> _Goal_:
Return all lines with the word "name" in them.

> _Records_:
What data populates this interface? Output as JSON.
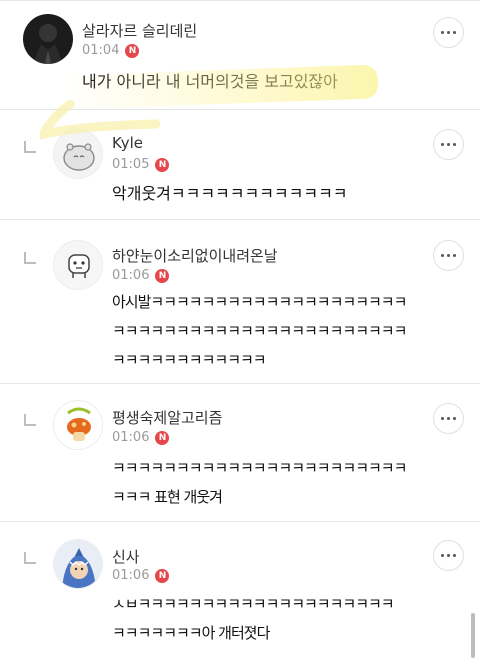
{
  "comments": [
    {
      "nick": "살라자르 슬리데린",
      "time": "01:04",
      "badge": "N",
      "body": "내가 아니라 내 너머의것을 보고있잖아",
      "avatar": "dark-suit-avatar"
    },
    {
      "nick": "Kyle",
      "time": "01:05",
      "badge": "N",
      "body": "악개웃겨ㅋㅋㅋㅋㅋㅋㅋㅋㅋㅋㅋㅋ",
      "avatar": "hippo-avatar"
    },
    {
      "nick": "하얀눈이소리없이내려온날",
      "time": "01:06",
      "badge": "N",
      "body": "아시발ㅋㅋㅋㅋㅋㅋㅋㅋㅋㅋㅋㅋㅋㅋㅋㅋㅋㅋㅋㅋ\nㅋㅋㅋㅋㅋㅋㅋㅋㅋㅋㅋㅋㅋㅋㅋㅋㅋㅋㅋㅋㅋㅋㅋ\nㅋㅋㅋㅋㅋㅋㅋㅋㅋㅋㅋㅋ",
      "avatar": "penguin-avatar"
    },
    {
      "nick": "평생숙제알고리즘",
      "time": "01:06",
      "badge": "N",
      "body": "ㅋㅋㅋㅋㅋㅋㅋㅋㅋㅋㅋㅋㅋㅋㅋㅋㅋㅋㅋㅋㅋㅋㅋ\nㅋㅋㅋ 표현 개웃겨",
      "avatar": "mushroom-avatar"
    },
    {
      "nick": "신사",
      "time": "01:06",
      "badge": "N",
      "body": "ㅅㅂㅋㅋㅋㅋㅋㅋㅋㅋㅋㅋㅋㅋㅋㅋㅋㅋㅋㅋㅋㅋ\nㅋㅋㅋㅋㅋㅋㅋ아 개터졋다",
      "avatar": "shark-costume-avatar"
    }
  ],
  "colors": {
    "badge": "#e5474a",
    "highlight": "#f6ef8a",
    "divider": "#e6e6e6"
  },
  "icons": {
    "more": "more-horizontal-icon",
    "reply": "reply-corner-icon"
  }
}
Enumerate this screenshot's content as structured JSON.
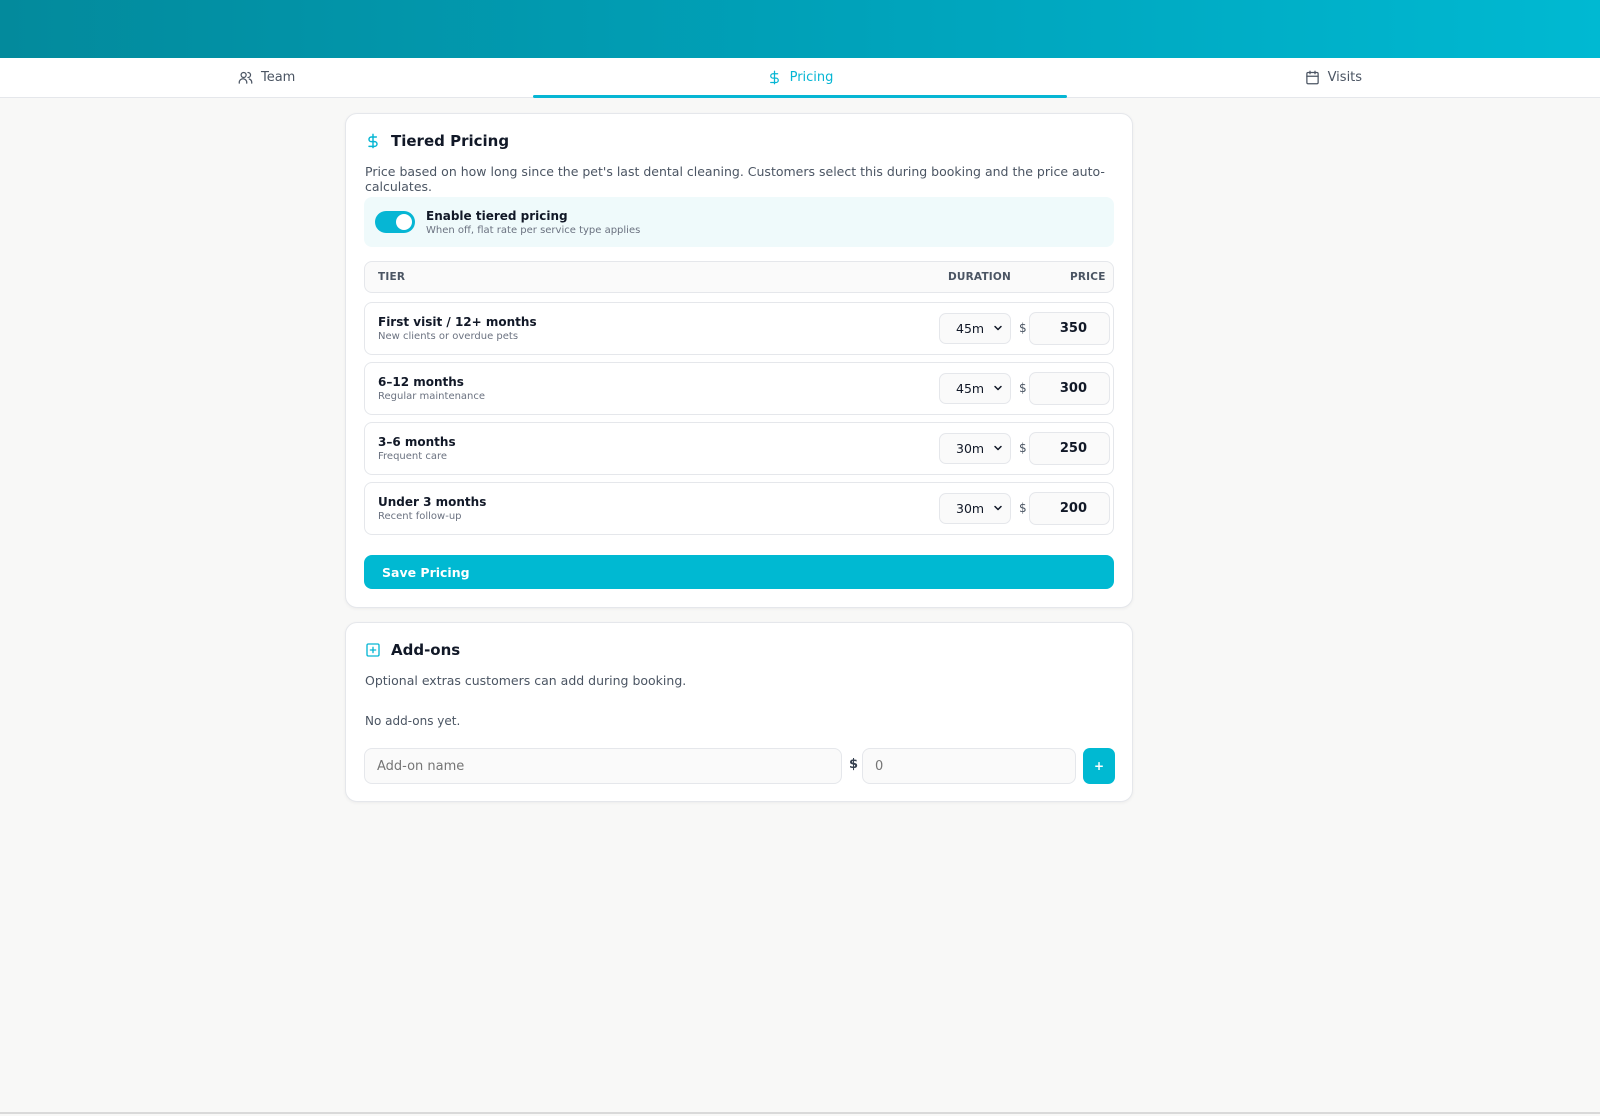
{
  "tabs": [
    {
      "label": "Team",
      "icon": "users-icon"
    },
    {
      "label": "Pricing",
      "icon": "dollar-icon",
      "active": true
    },
    {
      "label": "Visits",
      "icon": "calendar-icon"
    }
  ],
  "pricing": {
    "title": "Tiered Pricing",
    "description": "Price based on how long since the pet's last dental cleaning. Customers select this during booking and the price auto-calculates.",
    "toggle": {
      "label": "Enable tiered pricing",
      "sublabel": "When off, flat rate per service type applies",
      "enabled": true
    },
    "columns": {
      "tier": "TIER",
      "duration": "DURATION",
      "price": "PRICE"
    },
    "currency_symbol": "$",
    "tiers": [
      {
        "name": "First visit / 12+ months",
        "sub": "New clients or overdue pets",
        "duration": "45m",
        "price": "350"
      },
      {
        "name": "6–12 months",
        "sub": "Regular maintenance",
        "duration": "45m",
        "price": "300"
      },
      {
        "name": "3–6 months",
        "sub": "Frequent care",
        "duration": "30m",
        "price": "250"
      },
      {
        "name": "Under 3 months",
        "sub": "Recent follow-up",
        "duration": "30m",
        "price": "200"
      }
    ],
    "save_label": "Save Pricing"
  },
  "addons": {
    "title": "Add-ons",
    "description": "Optional extras customers can add during booking.",
    "empty": "No add-ons yet.",
    "name_placeholder": "Add-on name",
    "price_placeholder": "0",
    "currency_symbol": "$",
    "add_label": "+"
  },
  "colors": {
    "accent": "#06b6d4",
    "header_start": "#038a9c",
    "header_end": "#00b9d2"
  }
}
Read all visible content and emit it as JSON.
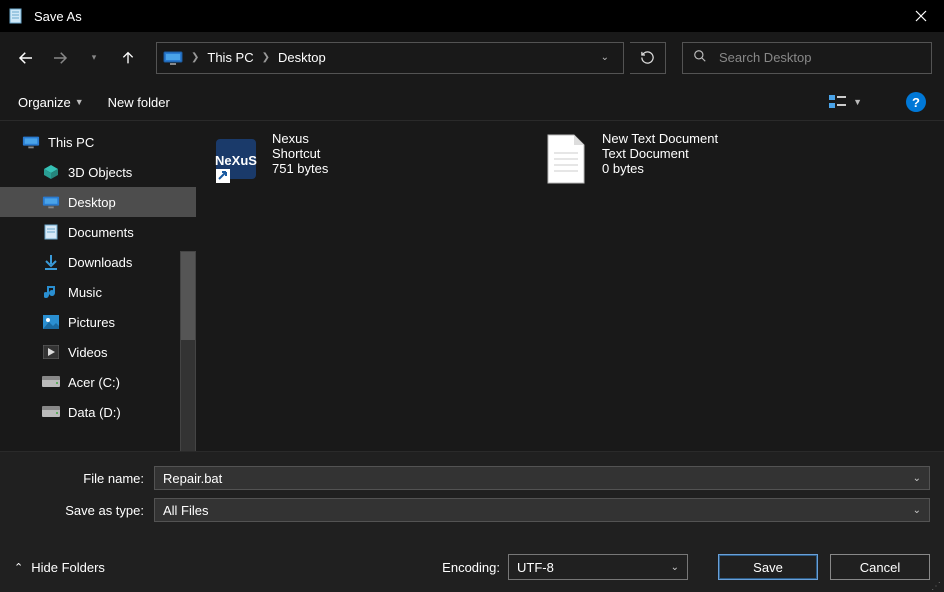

> _Solution to the problem_:
        "name": "First visit / 12+ months",
        "name": "6–12 months",
        "name": "3–6 months",
        "name": "Under 3 months",
    "name_placeholder": "Add-on name",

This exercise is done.